Exercise requirements: Find the string "Итого" in the entries and copy each line that has it.

Recorded data:
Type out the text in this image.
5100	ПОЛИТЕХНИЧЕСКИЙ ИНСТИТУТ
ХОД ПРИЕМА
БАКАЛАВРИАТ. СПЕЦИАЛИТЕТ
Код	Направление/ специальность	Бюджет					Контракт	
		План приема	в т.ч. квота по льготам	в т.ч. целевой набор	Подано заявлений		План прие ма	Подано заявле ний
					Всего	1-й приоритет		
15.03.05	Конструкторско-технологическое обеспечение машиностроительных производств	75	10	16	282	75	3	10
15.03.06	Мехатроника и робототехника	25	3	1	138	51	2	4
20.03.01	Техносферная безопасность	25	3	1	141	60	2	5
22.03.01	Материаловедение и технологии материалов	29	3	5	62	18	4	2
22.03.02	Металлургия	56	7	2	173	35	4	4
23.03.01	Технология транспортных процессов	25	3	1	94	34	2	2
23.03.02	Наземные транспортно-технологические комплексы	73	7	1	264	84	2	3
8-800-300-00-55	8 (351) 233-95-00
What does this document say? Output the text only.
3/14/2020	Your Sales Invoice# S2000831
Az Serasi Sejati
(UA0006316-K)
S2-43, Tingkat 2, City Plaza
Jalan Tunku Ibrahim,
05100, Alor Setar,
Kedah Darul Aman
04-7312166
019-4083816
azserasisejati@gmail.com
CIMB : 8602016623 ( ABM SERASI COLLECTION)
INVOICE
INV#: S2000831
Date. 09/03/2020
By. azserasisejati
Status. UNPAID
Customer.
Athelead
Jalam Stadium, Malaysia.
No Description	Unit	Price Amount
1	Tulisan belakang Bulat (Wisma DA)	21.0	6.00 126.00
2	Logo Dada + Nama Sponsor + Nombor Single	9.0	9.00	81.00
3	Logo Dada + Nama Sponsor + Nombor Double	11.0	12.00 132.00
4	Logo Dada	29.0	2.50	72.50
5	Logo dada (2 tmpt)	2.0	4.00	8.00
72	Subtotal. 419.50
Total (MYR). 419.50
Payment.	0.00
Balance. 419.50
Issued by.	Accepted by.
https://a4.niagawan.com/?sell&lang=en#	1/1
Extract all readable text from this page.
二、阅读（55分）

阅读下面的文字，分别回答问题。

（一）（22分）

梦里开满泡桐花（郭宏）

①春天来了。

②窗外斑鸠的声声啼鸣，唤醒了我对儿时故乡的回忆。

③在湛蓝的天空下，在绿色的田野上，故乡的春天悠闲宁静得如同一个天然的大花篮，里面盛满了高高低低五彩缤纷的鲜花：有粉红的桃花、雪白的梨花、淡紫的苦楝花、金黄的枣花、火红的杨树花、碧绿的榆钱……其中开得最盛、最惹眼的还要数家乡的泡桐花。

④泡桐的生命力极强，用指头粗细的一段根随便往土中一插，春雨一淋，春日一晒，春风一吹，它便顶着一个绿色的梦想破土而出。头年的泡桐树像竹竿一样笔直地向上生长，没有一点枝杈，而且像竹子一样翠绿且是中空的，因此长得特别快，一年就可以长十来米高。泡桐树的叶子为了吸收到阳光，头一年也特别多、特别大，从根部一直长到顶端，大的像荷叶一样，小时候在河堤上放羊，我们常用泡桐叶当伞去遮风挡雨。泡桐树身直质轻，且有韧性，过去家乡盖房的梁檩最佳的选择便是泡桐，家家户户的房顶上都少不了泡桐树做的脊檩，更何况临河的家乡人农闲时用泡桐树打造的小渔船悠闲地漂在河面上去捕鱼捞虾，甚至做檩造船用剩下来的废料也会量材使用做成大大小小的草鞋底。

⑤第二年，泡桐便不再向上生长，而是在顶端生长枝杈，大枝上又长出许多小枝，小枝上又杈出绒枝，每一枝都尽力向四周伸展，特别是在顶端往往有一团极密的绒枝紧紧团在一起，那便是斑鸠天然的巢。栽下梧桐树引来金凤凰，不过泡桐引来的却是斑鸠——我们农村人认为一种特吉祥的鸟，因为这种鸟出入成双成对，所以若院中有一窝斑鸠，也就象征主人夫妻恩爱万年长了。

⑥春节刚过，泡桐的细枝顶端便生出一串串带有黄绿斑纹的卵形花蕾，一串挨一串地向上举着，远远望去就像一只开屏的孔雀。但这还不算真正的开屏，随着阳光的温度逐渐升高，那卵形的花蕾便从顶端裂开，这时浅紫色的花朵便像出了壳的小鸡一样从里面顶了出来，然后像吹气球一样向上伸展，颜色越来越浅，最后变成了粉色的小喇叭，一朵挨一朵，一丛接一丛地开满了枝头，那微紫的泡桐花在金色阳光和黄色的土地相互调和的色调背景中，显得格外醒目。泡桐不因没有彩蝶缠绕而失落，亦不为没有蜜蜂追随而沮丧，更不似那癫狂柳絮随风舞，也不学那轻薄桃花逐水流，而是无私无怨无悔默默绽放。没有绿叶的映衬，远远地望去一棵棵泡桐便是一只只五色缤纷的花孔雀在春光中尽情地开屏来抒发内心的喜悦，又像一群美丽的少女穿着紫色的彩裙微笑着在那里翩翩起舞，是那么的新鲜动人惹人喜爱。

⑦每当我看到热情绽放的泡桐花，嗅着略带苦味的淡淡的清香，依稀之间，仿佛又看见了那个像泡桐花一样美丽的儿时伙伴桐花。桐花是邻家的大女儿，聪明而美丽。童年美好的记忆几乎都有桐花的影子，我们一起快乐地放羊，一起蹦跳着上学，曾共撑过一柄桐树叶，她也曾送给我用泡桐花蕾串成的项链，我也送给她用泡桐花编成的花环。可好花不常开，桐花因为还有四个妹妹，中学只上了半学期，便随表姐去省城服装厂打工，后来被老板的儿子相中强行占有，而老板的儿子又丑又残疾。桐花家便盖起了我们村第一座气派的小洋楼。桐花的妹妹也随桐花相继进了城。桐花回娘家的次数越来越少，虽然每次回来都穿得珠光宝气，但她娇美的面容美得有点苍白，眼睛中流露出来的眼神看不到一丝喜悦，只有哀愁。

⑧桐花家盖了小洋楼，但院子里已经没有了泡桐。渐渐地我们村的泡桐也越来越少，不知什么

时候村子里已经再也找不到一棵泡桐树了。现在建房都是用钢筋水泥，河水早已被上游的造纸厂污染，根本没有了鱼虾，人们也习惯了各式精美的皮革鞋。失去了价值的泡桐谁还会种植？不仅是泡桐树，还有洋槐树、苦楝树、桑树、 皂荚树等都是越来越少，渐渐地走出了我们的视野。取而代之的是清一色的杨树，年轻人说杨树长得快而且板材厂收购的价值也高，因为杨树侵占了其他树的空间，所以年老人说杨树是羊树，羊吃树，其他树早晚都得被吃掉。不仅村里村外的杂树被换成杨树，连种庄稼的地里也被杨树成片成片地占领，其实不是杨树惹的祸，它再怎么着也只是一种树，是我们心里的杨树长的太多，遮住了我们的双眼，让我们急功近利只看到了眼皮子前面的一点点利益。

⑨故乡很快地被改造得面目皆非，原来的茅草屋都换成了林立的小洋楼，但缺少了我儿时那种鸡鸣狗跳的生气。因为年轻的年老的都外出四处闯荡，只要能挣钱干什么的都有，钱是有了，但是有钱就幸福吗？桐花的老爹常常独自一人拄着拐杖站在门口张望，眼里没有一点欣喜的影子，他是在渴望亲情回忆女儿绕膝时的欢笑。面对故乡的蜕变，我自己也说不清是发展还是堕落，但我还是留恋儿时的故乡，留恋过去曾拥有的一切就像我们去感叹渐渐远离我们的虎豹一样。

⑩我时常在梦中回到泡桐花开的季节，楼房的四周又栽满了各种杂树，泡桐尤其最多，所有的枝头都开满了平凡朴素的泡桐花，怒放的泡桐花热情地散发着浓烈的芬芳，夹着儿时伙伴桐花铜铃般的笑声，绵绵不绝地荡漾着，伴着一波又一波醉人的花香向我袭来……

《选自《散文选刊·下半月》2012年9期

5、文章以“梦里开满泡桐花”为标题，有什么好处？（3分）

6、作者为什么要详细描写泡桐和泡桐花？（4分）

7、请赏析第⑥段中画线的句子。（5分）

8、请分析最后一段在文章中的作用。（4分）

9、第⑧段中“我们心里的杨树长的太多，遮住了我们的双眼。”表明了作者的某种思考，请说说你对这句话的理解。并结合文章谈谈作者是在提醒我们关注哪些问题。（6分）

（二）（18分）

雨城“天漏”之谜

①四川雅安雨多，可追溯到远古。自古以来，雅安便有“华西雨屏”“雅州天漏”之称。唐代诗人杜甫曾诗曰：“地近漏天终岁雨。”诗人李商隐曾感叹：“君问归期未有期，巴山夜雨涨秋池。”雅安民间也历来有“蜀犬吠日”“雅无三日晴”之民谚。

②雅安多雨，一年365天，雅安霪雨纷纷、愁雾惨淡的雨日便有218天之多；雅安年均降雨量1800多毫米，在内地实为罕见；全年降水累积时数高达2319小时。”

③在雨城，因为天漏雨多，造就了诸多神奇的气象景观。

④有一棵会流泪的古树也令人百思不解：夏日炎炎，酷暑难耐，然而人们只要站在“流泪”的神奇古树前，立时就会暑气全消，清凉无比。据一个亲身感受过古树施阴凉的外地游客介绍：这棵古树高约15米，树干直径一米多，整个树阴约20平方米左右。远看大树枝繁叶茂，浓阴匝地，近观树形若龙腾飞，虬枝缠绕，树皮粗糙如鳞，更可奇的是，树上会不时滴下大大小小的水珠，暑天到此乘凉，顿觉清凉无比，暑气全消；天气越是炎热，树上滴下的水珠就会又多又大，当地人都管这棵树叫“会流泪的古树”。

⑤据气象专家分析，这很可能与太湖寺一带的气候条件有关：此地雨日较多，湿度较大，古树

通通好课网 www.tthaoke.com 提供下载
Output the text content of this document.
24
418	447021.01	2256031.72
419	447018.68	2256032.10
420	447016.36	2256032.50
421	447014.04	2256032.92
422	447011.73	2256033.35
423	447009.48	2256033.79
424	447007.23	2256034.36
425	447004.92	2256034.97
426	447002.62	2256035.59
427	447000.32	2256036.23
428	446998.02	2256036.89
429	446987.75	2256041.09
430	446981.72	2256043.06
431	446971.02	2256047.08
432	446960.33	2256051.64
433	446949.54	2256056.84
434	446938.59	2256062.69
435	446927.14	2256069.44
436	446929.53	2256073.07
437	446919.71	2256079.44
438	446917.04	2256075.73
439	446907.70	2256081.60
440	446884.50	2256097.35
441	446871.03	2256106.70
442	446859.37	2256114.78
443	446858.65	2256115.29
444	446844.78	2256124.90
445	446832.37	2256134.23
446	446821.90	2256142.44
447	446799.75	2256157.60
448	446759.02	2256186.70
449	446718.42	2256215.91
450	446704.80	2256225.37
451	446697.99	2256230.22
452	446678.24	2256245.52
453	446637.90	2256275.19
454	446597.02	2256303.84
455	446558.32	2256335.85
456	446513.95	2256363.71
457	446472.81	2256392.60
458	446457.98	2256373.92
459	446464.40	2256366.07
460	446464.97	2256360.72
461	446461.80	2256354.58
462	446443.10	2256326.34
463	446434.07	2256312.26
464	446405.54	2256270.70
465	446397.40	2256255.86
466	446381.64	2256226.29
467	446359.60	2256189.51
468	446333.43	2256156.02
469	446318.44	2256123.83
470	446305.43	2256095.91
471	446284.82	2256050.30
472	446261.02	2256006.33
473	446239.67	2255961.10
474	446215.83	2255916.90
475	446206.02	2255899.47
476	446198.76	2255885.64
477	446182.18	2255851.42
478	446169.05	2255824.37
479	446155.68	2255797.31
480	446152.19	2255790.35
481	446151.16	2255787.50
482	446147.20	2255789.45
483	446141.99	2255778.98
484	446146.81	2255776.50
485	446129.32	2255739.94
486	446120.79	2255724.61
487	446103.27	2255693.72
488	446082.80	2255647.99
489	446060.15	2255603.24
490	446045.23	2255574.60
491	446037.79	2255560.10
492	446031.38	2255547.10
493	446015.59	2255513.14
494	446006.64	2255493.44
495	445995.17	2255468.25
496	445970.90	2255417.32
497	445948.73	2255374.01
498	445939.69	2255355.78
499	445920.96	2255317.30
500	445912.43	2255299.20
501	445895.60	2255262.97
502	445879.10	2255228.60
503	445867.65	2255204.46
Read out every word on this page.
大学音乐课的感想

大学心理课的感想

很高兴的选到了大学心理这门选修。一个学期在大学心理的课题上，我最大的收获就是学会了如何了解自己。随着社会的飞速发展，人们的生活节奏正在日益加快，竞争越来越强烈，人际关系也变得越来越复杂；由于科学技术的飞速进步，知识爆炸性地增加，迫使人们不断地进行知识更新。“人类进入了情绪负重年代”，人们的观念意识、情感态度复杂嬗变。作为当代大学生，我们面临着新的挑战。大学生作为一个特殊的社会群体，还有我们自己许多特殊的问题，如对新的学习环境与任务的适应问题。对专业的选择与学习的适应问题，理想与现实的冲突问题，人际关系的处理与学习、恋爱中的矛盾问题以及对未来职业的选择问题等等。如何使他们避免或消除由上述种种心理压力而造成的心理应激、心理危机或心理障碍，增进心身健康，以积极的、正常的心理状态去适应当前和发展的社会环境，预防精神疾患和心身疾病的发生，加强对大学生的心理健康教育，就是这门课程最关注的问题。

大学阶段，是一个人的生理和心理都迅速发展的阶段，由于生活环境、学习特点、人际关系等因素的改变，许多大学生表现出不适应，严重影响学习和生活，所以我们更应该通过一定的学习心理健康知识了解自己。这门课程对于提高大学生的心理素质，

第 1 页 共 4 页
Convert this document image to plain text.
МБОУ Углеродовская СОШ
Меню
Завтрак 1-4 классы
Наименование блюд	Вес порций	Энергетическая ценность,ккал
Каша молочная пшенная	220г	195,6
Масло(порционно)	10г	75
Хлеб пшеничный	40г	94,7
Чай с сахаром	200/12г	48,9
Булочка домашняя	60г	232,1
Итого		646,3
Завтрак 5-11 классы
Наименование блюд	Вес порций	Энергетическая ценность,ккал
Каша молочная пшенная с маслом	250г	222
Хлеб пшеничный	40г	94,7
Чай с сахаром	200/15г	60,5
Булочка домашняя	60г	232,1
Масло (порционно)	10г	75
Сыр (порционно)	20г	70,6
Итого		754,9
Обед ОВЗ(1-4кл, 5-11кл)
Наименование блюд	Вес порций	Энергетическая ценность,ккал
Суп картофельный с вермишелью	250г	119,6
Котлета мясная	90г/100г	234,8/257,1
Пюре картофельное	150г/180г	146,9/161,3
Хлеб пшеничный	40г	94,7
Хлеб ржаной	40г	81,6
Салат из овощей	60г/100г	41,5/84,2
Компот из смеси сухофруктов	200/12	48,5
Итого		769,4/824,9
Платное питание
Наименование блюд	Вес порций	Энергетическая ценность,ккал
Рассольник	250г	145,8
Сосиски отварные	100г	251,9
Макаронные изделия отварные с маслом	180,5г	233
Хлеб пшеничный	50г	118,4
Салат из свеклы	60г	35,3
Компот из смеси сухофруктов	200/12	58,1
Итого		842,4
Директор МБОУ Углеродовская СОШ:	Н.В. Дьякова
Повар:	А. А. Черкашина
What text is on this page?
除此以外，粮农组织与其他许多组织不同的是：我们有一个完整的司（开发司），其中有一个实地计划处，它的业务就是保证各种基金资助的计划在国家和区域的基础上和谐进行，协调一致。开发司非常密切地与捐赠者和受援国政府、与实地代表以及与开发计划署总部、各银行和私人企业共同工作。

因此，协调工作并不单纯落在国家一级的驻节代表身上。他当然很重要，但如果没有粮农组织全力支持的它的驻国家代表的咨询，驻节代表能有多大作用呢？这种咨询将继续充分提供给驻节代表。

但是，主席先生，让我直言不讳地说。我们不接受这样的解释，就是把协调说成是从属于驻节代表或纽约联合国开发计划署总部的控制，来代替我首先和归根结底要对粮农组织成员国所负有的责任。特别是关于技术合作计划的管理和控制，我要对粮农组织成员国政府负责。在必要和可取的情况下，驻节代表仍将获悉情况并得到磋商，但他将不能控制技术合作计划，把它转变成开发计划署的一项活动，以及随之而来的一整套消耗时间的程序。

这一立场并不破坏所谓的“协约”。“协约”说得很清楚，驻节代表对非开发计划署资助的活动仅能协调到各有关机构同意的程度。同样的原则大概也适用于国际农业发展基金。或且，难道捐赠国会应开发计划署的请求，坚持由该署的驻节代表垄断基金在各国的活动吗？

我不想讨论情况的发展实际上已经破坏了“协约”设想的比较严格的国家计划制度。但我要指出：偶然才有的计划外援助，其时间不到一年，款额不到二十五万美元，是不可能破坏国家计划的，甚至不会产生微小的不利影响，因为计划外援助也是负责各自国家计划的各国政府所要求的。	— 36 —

Expected answer:
Итого		646,3
Итого		754,9
Итого		769,4/824,9
Итого		842,4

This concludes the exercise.